* [Action item]
The number of lines containing "slope" is the only answer wanted; work it out from the entries below.

Document transcription data
★ ★ ★ ★
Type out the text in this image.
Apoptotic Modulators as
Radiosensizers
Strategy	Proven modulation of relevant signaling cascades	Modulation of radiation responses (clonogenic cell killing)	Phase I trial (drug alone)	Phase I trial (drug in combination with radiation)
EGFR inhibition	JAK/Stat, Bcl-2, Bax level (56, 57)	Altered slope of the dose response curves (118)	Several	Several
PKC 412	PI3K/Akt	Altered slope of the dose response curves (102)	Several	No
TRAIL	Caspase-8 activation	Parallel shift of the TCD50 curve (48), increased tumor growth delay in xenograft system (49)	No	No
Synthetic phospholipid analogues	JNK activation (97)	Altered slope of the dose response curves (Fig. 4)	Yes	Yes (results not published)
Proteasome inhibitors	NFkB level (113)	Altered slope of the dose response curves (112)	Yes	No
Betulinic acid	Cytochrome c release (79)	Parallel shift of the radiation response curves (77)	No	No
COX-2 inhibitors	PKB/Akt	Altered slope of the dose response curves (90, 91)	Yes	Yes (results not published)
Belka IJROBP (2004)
★ ★ ★ ★
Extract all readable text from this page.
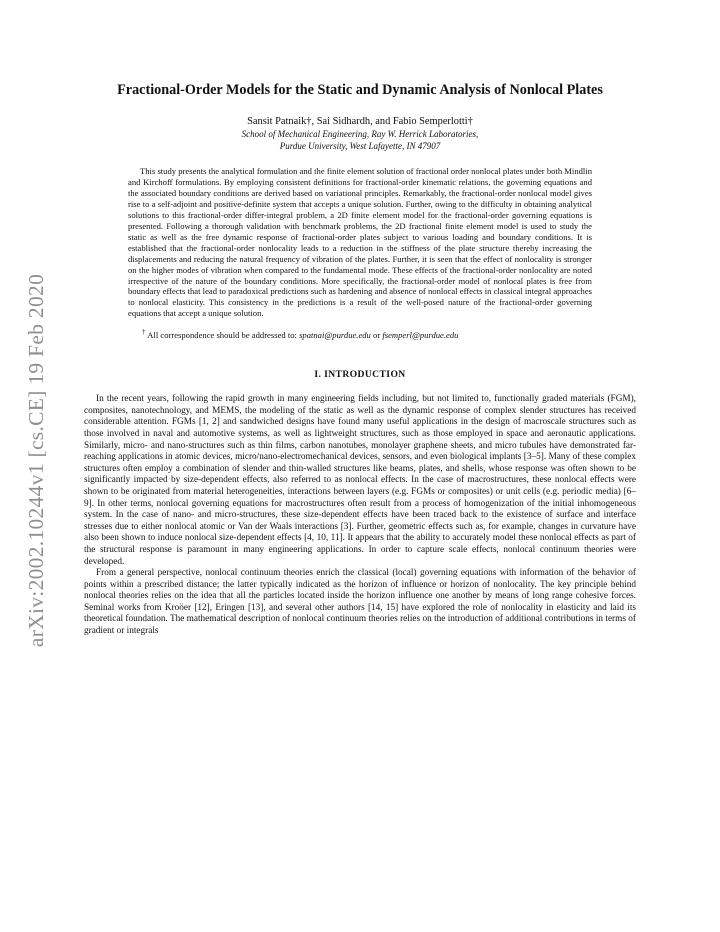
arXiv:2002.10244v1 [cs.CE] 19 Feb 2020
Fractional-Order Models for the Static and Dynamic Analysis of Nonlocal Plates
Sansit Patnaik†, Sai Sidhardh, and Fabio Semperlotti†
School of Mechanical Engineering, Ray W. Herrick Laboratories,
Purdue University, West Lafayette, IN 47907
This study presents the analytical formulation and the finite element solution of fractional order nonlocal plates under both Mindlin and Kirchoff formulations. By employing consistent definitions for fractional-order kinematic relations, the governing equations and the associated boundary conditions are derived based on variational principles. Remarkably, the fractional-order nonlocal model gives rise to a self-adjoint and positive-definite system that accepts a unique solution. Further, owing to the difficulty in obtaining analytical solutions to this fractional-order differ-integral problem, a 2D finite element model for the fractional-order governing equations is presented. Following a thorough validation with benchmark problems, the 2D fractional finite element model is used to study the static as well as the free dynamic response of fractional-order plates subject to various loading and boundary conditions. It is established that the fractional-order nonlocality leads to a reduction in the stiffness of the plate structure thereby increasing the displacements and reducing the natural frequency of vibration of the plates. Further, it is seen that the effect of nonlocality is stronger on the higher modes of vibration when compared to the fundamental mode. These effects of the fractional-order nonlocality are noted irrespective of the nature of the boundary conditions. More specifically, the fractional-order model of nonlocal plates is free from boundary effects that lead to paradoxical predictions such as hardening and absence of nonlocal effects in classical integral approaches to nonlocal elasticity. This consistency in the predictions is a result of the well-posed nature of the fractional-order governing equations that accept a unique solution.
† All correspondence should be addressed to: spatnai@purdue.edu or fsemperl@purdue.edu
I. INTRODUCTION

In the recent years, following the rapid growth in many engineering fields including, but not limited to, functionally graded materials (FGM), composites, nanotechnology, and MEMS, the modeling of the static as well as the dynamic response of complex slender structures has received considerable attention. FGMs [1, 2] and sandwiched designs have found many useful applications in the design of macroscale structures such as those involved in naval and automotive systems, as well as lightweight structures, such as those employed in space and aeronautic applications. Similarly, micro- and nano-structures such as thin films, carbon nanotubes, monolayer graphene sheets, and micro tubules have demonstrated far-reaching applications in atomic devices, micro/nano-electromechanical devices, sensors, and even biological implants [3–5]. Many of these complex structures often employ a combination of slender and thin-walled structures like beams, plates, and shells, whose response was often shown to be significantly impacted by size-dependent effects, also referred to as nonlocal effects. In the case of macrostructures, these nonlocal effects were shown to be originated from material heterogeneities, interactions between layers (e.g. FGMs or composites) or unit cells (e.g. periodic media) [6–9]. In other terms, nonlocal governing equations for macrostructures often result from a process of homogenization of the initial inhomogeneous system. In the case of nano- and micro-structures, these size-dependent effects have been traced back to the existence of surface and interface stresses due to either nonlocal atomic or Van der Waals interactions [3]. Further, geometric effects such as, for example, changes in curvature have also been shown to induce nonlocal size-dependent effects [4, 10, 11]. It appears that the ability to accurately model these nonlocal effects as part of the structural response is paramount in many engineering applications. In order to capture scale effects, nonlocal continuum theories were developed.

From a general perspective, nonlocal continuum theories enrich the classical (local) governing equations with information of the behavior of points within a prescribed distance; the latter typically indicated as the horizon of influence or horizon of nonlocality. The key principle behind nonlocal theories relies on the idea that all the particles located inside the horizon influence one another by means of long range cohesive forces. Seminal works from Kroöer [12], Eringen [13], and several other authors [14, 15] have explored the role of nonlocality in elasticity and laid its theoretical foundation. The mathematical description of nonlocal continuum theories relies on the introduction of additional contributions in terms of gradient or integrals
★ ★ ★ ★
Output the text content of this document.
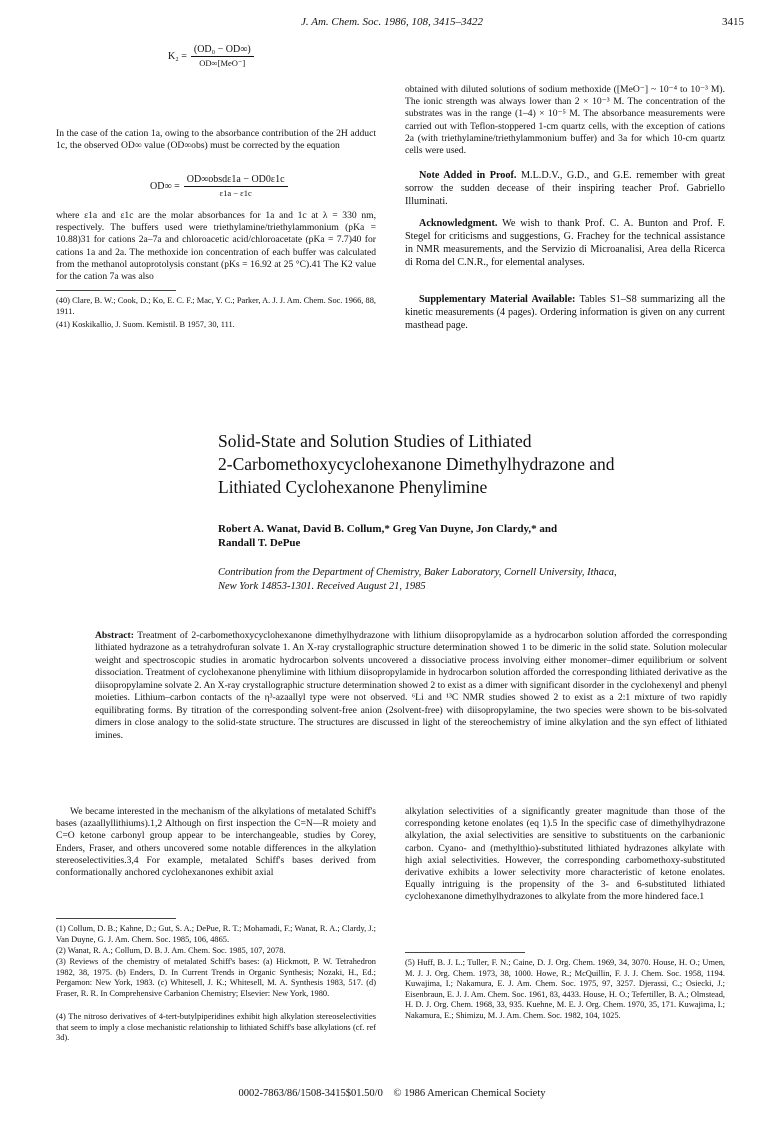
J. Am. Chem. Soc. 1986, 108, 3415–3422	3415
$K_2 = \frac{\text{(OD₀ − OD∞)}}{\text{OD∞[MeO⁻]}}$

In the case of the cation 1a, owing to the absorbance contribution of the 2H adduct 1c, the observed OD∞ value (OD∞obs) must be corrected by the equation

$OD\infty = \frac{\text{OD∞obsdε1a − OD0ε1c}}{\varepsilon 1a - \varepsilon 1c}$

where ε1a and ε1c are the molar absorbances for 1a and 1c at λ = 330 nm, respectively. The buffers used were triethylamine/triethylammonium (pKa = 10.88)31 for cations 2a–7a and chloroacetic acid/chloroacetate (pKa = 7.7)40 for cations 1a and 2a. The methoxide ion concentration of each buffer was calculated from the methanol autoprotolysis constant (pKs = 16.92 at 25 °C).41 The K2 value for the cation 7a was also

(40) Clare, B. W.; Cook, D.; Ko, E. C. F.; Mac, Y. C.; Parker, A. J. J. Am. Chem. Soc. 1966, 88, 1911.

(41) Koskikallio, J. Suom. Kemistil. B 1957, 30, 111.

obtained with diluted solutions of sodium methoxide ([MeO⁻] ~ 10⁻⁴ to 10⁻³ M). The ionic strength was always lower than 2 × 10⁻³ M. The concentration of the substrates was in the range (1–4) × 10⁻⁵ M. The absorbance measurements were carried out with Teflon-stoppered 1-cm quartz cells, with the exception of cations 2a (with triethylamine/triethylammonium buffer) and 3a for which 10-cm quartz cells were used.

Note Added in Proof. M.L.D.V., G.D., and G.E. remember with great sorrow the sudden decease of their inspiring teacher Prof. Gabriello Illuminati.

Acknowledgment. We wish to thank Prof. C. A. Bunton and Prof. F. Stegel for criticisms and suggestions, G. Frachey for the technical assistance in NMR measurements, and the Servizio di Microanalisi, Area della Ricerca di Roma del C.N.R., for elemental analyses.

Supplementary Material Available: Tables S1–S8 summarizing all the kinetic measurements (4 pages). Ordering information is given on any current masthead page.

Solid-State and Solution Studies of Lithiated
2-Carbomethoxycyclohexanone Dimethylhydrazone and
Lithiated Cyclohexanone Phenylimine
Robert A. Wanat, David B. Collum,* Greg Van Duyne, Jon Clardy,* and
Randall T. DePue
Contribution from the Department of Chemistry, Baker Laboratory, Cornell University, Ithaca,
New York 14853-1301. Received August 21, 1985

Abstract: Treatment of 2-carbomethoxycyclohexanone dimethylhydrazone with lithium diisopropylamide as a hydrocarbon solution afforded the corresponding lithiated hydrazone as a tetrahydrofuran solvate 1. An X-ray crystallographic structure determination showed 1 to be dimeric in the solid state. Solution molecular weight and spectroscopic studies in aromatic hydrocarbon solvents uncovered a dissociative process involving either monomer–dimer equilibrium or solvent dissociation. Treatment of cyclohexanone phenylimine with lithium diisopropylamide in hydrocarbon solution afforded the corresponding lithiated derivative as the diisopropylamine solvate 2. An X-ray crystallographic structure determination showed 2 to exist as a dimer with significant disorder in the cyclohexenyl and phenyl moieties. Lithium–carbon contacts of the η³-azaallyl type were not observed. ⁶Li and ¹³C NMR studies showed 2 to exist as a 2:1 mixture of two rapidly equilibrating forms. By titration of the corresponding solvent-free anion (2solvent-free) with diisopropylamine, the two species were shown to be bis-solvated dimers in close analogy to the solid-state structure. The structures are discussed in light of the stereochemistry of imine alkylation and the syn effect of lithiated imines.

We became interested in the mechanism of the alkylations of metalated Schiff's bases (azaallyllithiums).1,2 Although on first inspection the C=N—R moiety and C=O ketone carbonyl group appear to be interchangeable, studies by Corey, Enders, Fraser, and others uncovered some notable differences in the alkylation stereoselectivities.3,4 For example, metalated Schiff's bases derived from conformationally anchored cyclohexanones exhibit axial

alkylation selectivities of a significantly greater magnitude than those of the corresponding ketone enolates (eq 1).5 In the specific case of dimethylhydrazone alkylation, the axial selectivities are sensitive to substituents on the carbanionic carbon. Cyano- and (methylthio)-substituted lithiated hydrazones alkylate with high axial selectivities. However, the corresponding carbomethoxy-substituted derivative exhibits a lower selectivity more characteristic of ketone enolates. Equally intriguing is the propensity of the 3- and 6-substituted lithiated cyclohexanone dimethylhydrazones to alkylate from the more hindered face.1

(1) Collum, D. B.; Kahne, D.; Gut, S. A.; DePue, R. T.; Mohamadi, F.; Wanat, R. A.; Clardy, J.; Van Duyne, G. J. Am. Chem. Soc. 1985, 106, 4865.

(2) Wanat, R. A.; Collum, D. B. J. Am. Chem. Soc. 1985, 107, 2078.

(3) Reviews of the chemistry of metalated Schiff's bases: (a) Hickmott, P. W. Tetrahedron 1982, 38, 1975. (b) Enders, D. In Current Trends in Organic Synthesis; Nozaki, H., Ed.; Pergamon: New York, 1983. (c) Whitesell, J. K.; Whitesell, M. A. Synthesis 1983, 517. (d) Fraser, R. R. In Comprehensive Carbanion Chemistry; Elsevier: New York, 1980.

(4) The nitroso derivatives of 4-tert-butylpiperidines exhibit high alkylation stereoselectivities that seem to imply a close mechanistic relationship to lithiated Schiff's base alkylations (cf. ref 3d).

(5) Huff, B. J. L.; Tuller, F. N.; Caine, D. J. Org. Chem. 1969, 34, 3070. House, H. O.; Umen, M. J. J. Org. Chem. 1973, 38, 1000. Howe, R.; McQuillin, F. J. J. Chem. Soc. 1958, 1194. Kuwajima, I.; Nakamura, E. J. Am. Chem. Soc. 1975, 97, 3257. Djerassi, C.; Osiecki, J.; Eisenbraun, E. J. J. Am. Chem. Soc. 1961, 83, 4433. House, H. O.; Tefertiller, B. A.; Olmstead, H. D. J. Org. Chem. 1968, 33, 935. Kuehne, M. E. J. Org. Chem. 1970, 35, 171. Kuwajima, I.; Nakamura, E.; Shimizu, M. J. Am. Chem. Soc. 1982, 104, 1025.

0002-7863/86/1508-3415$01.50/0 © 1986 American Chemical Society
★ ★ ★ ★
* [Solution]
5